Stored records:
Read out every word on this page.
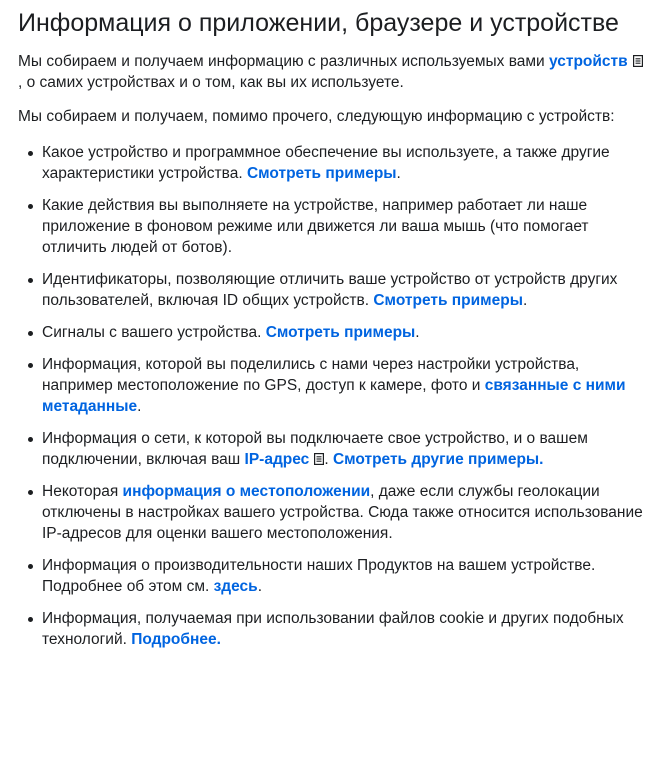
Информация о приложении, браузере и устройстве

Мы собираем и получаем информацию с различных используемых вами устройств, о самих устройствах и о том, как вы их используете.

Мы собираем и получаем, помимо прочего, следующую информацию с устройств:

Какое устройство и программное обеспечение вы используете, а также другие характеристики устройства. Смотреть примеры.
Какие действия вы выполняете на устройстве, например работает ли наше приложение в фоновом режиме или движется ли ваша мышь (что помогает отличить людей от ботов).
Идентификаторы, позволяющие отличить ваше устройство от устройств других пользователей, включая ID общих устройств. Смотреть примеры.
Сигналы с вашего устройства. Смотреть примеры.
Информация, которой вы поделились с нами через настройки устройства, например местоположение по GPS, доступ к камере, фото и связанные с ними метаданные.
Информация о сети, к которой вы подключаете свое устройство, и о вашем подключении, включая ваш IP-адрес . Смотреть другие примеры.
Некоторая информация о местоположении, даже если службы геолокации отключены в настройках вашего устройства. Сюда также относится использование IP-адресов для оценки вашего местоположения.
Информация о производительности наших Продуктов на вашем устройстве. Подробнее об этом см. здесь.
Информация, получаемая при использовании файлов cookie и других подобных технологий. Подробнее.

▶ [Exercise aim] List the lines of the records where "включая" occurs.

▶ [Solution to this problem]
Идентификаторы, позволяющие отличить ваше устройство от устройств других пользователей, включая ID общих устройств. Смотреть примеры.
Информация о сети, к которой вы подключаете свое устройство, и о вашем подключении, включая ваш IP-адрес . Смотреть другие примеры.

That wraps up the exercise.